### SET TASK
Can you reproduce, character for character, the stretch of the listing that opens with the line containing "Give bounding boxes" and closes with the line containing "atom bbox=[757, 132, 769, 144]", including both of those lines?

### TASK DATA
____________
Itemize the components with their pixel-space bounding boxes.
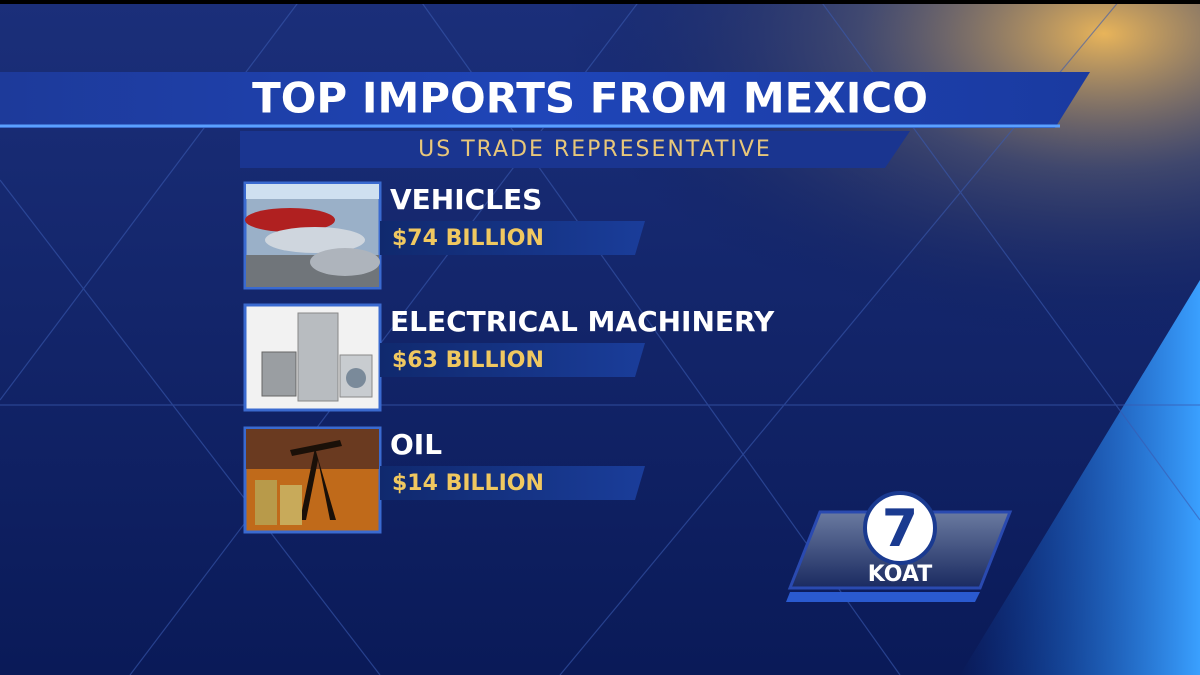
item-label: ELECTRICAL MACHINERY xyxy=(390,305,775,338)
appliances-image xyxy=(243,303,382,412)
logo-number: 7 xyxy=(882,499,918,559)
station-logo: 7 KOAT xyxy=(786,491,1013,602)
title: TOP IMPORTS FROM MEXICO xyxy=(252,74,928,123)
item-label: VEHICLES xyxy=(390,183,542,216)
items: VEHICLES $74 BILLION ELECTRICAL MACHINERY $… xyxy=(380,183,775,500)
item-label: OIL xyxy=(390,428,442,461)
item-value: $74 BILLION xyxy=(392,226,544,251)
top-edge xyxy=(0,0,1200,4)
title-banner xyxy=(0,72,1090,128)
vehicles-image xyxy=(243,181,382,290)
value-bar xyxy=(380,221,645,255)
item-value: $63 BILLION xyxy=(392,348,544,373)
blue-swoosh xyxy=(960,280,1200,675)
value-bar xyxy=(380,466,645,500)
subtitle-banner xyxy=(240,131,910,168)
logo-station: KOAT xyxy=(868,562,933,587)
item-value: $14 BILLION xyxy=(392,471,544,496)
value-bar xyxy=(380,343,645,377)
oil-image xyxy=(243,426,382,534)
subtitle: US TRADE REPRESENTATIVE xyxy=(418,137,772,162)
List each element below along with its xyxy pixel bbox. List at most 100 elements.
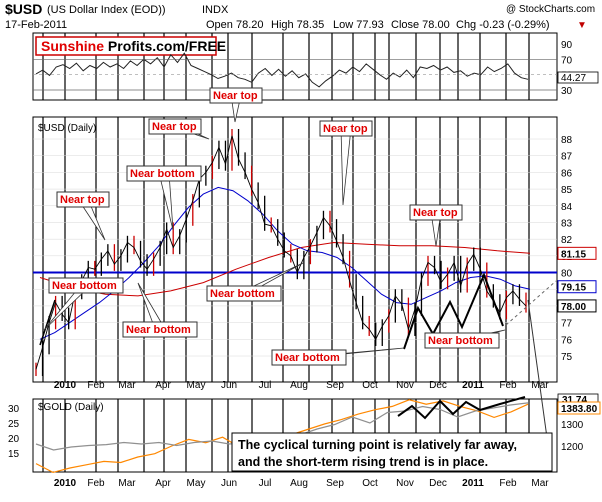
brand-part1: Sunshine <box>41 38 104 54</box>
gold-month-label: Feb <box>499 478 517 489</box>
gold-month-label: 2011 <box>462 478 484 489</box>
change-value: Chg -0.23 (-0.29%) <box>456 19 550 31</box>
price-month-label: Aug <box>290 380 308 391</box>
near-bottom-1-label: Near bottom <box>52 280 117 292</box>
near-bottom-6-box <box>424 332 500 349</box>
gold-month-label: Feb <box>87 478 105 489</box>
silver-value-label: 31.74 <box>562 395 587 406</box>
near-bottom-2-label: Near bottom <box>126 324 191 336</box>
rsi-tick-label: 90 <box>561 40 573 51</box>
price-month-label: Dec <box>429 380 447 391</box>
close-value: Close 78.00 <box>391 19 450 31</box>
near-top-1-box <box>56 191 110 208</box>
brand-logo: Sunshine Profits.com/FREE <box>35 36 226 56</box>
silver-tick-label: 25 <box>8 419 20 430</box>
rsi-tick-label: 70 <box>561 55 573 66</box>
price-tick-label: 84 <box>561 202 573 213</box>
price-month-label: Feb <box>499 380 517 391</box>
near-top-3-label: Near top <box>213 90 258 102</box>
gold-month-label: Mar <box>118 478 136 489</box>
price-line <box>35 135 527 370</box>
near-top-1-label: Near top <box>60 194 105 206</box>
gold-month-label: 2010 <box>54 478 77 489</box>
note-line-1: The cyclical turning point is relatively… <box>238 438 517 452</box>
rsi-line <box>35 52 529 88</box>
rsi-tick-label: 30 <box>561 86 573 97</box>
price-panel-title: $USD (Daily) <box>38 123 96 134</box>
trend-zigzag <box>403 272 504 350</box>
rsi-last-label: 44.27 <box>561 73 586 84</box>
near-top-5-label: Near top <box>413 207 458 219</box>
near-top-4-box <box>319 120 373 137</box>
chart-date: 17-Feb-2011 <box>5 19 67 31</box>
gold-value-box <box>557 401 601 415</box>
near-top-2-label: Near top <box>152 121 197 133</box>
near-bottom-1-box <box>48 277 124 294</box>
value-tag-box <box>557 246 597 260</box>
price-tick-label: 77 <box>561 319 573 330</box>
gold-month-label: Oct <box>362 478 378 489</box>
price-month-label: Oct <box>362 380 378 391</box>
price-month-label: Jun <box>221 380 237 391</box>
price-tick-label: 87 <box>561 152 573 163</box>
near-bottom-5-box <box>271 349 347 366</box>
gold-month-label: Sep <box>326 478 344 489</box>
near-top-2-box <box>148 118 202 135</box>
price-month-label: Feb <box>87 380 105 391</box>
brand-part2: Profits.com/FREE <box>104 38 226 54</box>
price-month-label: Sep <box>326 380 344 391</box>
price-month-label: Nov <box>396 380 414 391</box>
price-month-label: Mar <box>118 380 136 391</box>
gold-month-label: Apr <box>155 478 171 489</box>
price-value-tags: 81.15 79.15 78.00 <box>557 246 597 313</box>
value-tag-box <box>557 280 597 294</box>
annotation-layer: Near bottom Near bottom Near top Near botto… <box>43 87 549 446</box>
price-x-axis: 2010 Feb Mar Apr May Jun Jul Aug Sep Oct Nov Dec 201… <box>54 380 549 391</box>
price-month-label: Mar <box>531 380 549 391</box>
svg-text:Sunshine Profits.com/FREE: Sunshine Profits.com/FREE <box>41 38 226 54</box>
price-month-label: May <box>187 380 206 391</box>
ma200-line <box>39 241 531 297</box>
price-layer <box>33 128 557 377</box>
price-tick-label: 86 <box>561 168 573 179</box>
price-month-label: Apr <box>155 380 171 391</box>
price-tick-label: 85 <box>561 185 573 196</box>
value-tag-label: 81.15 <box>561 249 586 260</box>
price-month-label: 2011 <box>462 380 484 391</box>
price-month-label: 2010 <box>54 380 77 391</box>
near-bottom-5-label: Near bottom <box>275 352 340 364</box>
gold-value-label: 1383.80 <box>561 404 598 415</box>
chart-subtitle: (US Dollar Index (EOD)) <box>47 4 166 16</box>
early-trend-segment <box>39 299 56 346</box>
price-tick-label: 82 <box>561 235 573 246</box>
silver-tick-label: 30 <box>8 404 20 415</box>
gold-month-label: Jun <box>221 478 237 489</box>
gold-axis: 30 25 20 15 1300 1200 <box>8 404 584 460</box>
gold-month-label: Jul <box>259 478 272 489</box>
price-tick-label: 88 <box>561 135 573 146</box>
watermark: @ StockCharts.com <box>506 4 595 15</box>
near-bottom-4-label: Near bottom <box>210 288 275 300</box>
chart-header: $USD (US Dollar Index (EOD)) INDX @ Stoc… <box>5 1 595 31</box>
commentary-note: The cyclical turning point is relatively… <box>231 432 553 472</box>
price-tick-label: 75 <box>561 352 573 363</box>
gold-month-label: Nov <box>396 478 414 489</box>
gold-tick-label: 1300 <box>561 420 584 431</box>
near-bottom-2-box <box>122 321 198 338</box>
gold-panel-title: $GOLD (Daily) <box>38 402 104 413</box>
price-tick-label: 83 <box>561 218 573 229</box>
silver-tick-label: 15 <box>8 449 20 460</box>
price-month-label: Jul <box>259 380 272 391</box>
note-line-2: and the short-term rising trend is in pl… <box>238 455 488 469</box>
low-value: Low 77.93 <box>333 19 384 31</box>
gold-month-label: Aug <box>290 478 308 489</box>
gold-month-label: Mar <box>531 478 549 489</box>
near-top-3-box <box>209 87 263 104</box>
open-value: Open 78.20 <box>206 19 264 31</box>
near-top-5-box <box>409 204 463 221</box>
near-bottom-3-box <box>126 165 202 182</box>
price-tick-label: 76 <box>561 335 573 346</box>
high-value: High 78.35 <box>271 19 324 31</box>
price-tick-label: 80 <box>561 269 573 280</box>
____________
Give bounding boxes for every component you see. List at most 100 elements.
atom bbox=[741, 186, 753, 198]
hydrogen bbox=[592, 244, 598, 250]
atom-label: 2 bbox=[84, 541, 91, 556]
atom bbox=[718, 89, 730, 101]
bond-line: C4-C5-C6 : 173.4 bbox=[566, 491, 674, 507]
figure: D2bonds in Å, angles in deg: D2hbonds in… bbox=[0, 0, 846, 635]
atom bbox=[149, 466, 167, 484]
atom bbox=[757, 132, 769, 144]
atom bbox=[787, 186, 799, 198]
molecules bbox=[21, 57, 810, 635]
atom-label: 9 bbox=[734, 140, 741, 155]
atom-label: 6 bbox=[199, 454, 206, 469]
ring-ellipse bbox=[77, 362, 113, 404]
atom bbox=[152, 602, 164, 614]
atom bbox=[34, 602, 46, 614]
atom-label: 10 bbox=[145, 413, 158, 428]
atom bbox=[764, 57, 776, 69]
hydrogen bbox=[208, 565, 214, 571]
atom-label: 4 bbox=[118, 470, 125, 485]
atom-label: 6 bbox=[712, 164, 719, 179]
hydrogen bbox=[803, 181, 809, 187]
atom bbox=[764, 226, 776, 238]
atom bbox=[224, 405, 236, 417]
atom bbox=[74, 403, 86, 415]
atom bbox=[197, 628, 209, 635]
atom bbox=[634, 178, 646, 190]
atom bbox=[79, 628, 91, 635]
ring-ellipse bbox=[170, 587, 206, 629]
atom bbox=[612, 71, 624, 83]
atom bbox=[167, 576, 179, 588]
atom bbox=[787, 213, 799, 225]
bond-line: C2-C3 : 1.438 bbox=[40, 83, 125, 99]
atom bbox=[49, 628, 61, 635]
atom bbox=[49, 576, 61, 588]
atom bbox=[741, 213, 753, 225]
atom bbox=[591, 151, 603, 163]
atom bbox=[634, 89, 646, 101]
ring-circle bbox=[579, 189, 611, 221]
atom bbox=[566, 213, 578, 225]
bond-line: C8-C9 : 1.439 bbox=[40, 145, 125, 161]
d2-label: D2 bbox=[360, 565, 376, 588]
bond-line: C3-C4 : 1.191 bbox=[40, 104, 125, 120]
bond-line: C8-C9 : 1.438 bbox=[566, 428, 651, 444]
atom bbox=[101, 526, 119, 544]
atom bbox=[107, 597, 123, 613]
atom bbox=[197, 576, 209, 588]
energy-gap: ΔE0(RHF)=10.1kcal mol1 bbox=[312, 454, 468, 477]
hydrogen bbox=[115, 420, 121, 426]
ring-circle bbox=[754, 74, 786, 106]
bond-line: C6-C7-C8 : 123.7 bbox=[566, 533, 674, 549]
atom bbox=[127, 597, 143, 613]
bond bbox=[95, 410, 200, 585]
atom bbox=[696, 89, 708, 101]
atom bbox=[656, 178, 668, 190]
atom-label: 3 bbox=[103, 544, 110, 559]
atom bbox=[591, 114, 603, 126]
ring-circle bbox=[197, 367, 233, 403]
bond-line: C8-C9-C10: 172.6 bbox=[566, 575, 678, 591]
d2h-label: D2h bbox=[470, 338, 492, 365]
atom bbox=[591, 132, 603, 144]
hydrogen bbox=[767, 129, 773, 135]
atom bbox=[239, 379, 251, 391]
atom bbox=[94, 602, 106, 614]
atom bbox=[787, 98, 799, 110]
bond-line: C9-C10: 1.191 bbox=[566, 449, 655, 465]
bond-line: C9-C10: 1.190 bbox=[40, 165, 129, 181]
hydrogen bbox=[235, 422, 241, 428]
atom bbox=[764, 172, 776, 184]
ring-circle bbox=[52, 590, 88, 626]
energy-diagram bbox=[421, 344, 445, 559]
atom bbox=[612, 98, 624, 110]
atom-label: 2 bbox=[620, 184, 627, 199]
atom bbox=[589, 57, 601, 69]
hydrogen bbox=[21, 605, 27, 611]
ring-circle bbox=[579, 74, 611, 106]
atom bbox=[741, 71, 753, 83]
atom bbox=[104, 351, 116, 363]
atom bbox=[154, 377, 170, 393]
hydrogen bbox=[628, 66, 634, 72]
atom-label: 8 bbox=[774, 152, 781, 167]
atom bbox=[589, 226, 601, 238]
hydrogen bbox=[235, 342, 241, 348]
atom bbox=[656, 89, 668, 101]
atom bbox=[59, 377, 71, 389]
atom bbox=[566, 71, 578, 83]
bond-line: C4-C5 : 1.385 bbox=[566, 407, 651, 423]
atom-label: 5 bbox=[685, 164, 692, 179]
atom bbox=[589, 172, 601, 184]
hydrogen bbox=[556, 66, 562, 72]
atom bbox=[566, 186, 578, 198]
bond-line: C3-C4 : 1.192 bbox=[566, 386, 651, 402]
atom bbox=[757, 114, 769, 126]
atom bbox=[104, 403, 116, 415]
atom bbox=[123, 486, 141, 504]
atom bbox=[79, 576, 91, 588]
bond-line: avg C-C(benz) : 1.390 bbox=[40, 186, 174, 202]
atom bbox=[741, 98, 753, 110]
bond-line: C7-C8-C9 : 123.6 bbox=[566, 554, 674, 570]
____________
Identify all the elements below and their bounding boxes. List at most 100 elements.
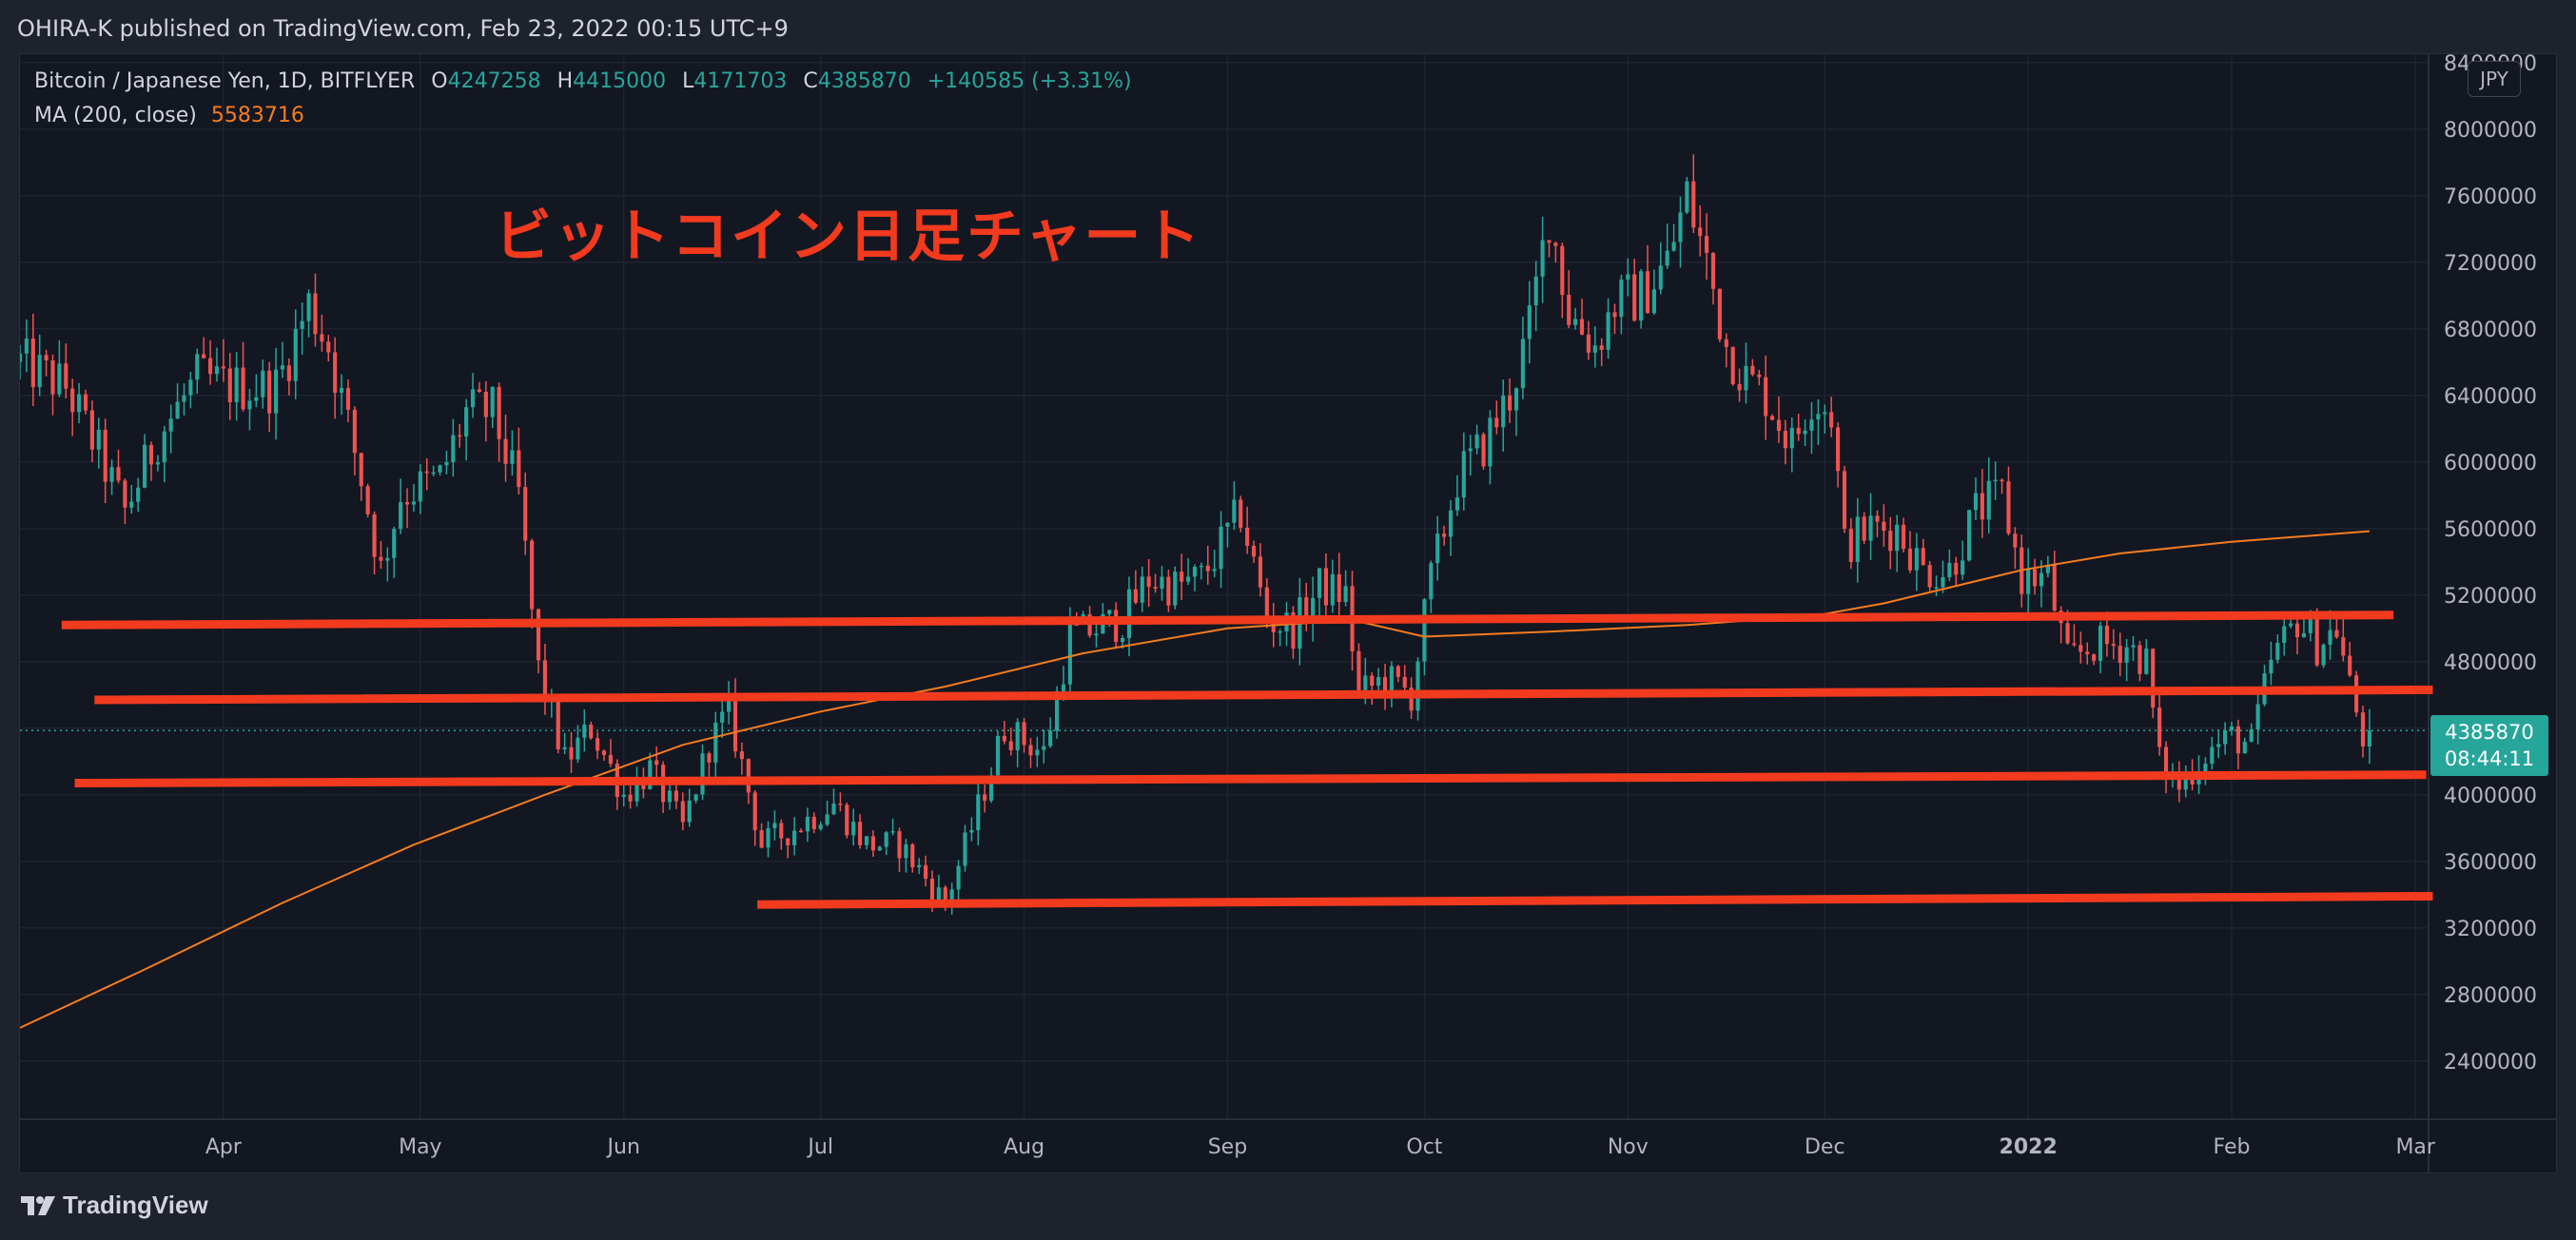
____________
### PROBLEM SOLUTION
Give bounding boxes for every component you see. List at most 100 elements.
atom bbox=[741, 186, 753, 198]
hydrogen bbox=[592, 244, 598, 250]
atom-label: 2 bbox=[84, 541, 91, 556]
atom bbox=[718, 89, 730, 101]
bond-line: C4-C5-C6 : 173.4 bbox=[566, 491, 674, 507]
figure: D2bonds in Å, angles in deg: D2hbonds in… bbox=[0, 0, 846, 635]
atom bbox=[149, 466, 167, 484]
atom bbox=[757, 132, 769, 144]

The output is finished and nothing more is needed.